**Goal of the exercise:**
Repeat the material below exactly, line for line.

☆ ☆ ☆ ☆

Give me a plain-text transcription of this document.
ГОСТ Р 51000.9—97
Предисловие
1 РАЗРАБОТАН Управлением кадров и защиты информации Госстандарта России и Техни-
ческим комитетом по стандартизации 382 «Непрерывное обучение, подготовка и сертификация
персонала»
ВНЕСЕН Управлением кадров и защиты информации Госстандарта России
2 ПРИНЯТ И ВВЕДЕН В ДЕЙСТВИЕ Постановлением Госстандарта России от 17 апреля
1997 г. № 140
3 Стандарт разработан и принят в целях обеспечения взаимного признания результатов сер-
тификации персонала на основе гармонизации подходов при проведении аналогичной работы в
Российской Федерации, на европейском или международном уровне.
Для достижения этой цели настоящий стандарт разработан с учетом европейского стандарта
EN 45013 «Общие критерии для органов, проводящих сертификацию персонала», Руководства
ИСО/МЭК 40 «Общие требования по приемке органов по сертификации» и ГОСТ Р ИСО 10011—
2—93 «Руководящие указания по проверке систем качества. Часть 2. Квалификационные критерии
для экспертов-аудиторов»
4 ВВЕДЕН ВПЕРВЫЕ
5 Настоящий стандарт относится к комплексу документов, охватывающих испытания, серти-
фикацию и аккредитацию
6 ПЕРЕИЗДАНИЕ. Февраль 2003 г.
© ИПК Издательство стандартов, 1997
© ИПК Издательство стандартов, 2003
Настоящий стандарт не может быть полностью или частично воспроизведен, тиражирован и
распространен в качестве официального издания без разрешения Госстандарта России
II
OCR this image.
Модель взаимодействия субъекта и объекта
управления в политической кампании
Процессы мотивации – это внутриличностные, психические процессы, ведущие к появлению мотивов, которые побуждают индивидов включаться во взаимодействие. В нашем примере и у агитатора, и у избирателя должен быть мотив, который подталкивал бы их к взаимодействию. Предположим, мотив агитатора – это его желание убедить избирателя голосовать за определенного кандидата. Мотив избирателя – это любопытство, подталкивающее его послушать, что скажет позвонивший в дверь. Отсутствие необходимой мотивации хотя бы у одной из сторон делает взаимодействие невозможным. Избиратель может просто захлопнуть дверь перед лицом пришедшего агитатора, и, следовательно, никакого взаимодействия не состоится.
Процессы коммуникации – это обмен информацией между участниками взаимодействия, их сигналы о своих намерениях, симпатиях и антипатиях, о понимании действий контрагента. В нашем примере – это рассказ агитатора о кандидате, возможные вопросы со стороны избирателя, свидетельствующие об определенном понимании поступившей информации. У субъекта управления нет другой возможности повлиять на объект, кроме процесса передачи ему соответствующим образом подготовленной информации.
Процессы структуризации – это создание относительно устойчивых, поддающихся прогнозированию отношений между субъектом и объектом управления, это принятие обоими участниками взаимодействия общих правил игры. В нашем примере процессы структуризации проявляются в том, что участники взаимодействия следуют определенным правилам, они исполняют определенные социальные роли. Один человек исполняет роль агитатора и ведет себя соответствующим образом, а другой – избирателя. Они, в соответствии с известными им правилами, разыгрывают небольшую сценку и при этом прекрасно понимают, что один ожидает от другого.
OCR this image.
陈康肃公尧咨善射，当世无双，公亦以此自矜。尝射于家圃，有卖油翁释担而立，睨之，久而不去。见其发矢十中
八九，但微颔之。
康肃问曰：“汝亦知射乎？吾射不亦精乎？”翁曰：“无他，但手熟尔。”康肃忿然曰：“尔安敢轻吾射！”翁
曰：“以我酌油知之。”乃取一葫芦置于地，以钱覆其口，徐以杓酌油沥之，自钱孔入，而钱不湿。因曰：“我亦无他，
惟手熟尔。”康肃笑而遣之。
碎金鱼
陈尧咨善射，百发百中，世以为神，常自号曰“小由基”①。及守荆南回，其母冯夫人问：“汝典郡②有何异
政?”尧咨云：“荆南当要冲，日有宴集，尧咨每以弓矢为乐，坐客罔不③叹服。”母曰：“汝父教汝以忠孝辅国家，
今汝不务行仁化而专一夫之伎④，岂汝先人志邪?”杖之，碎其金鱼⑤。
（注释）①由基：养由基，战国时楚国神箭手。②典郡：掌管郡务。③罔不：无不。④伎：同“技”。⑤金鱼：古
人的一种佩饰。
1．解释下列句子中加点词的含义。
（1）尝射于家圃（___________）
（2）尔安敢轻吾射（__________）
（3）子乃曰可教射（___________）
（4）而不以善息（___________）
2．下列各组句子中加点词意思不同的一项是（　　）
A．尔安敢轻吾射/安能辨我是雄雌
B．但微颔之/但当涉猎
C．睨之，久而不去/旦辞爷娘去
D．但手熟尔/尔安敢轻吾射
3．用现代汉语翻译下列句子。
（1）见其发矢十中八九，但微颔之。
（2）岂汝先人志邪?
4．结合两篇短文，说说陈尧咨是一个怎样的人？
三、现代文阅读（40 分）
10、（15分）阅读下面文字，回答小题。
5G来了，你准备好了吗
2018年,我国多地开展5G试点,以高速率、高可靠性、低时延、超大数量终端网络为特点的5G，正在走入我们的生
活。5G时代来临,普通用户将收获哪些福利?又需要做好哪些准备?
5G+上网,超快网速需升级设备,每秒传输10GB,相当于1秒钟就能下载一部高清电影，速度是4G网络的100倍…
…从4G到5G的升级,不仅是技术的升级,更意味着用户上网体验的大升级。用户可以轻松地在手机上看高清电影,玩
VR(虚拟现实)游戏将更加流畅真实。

☆ ☆ ☆ ☆

**Full answer:**
Give me a plain-text transcription of this document.
ГОСТ Р 51000.9—97
Предисловие
1 РАЗРАБОТАН Управлением кадров и защиты информации Госстандарта России и Техни-
ческим комитетом по стандартизации 382 «Непрерывное обучение, подготовка и сертификация
персонала»
ВНЕСЕН Управлением кадров и защиты информации Госстандарта России
2 ПРИНЯТ И ВВЕДЕН В ДЕЙСТВИЕ Постановлением Госстандарта России от 17 апреля
1997 г. № 140
3 Стандарт разработан и принят в целях обеспечения взаимного признания результатов сер-
тификации персонала на основе гармонизации подходов при проведении аналогичной работы в
Российской Федерации, на европейском или международном уровне.
Для достижения этой цели настоящий стандарт разработан с учетом европейского стандарта
EN 45013 «Общие критерии для органов, проводящих сертификацию персонала», Руководства
ИСО/МЭК 40 «Общие требования по приемке органов по сертификации» и ГОСТ Р ИСО 10011—
2—93 «Руководящие указания по проверке систем качества. Часть 2. Квалификационные критерии
для экспертов-аудиторов»
4 ВВЕДЕН ВПЕРВЫЕ
5 Настоящий стандарт относится к комплексу документов, охватывающих испытания, серти-
фикацию и аккредитацию
6 ПЕРЕИЗДАНИЕ. Февраль 2003 г.
© ИПК Издательство стандартов, 1997
© ИПК Издательство стандартов, 2003
Настоящий стандарт не может быть полностью или частично воспроизведен, тиражирован и
распространен в качестве официального издания без разрешения Госстандарта России
II
OCR this image.
Модель взаимодействия субъекта и объекта
управления в политической кампании
Процессы мотивации – это внутриличностные, психические процессы, ведущие к появлению мотивов, которые побуждают индивидов включаться во взаимодействие. В нашем примере и у агитатора, и у избирателя должен быть мотив, который подталкивал бы их к взаимодействию. Предположим, мотив агитатора – это его желание убедить избирателя голосовать за определенного кандидата. Мотив избирателя – это любопытство, подталкивающее его послушать, что скажет позвонивший в дверь. Отсутствие необходимой мотивации хотя бы у одной из сторон делает взаимодействие невозможным. Избиратель может просто захлопнуть дверь перед лицом пришедшего агитатора, и, следовательно, никакого взаимодействия не состоится.
Процессы коммуникации – это обмен информацией между участниками взаимодействия, их сигналы о своих намерениях, симпатиях и антипатиях, о понимании действий контрагента. В нашем примере – это рассказ агитатора о кандидате, возможные вопросы со стороны избирателя, свидетельствующие об определенном понимании поступившей информации. У субъекта управления нет другой возможности повлиять на объект, кроме процесса передачи ему соответствующим образом подготовленной информации.
Процессы структуризации – это создание относительно устойчивых, поддающихся прогнозированию отношений между субъектом и объектом управления, это принятие обоими участниками взаимодействия общих правил игры. В нашем примере процессы структуризации проявляются в том, что участники взаимодействия следуют определенным правилам, они исполняют определенные социальные роли. Один человек исполняет роль агитатора и ведет себя соответствующим образом, а другой – избирателя. Они, в соответствии с известными им правилами, разыгрывают небольшую сценку и при этом прекрасно понимают, что один ожидает от другого.
OCR this image.
陈康肃公尧咨善射，当世无双，公亦以此自矜。尝射于家圃，有卖油翁释担而立，睨之，久而不去。见其发矢十中
八九，但微颔之。
康肃问曰：“汝亦知射乎？吾射不亦精乎？”翁曰：“无他，但手熟尔。”康肃忿然曰：“尔安敢轻吾射！”翁
曰：“以我酌油知之。”乃取一葫芦置于地，以钱覆其口，徐以杓酌油沥之，自钱孔入，而钱不湿。因曰：“我亦无他，
惟手熟尔。”康肃笑而遣之。
碎金鱼
陈尧咨善射，百发百中，世以为神，常自号曰“小由基”①。及守荆南回，其母冯夫人问：“汝典郡②有何异
政?”尧咨云：“荆南当要冲，日有宴集，尧咨每以弓矢为乐，坐客罔不③叹服。”母曰：“汝父教汝以忠孝辅国家，
今汝不务行仁化而专一夫之伎④，岂汝先人志邪?”杖之，碎其金鱼⑤。
（注释）①由基：养由基，战国时楚国神箭手。②典郡：掌管郡务。③罔不：无不。④伎：同“技”。⑤金鱼：古
人的一种佩饰。
1．解释下列句子中加点词的含义。
（1）尝射于家圃（___________）
（2）尔安敢轻吾射（__________）
（3）子乃曰可教射（___________）
（4）而不以善息（___________）
2．下列各组句子中加点词意思不同的一项是（　　）
A．尔安敢轻吾射/安能辨我是雄雌
B．但微颔之/但当涉猎
C．睨之，久而不去/旦辞爷娘去
D．但手熟尔/尔安敢轻吾射
3．用现代汉语翻译下列句子。
（1）见其发矢十中八九，但微颔之。
（2）岂汝先人志邪?
4．结合两篇短文，说说陈尧咨是一个怎样的人？
三、现代文阅读（40 分）
10、（15分）阅读下面文字，回答小题。
5G来了，你准备好了吗
2018年,我国多地开展5G试点,以高速率、高可靠性、低时延、超大数量终端网络为特点的5G，正在走入我们的生
活。5G时代来临,普通用户将收获哪些福利?又需要做好哪些准备?
5G+上网,超快网速需升级设备,每秒传输10GB,相当于1秒钟就能下载一部高清电影，速度是4G网络的100倍…
…从4G到5G的升级,不仅是技术的升级,更意味着用户上网体验的大升级。用户可以轻松地在手机上看高清电影,玩
VR(虚拟现实)游戏将更加流畅真实。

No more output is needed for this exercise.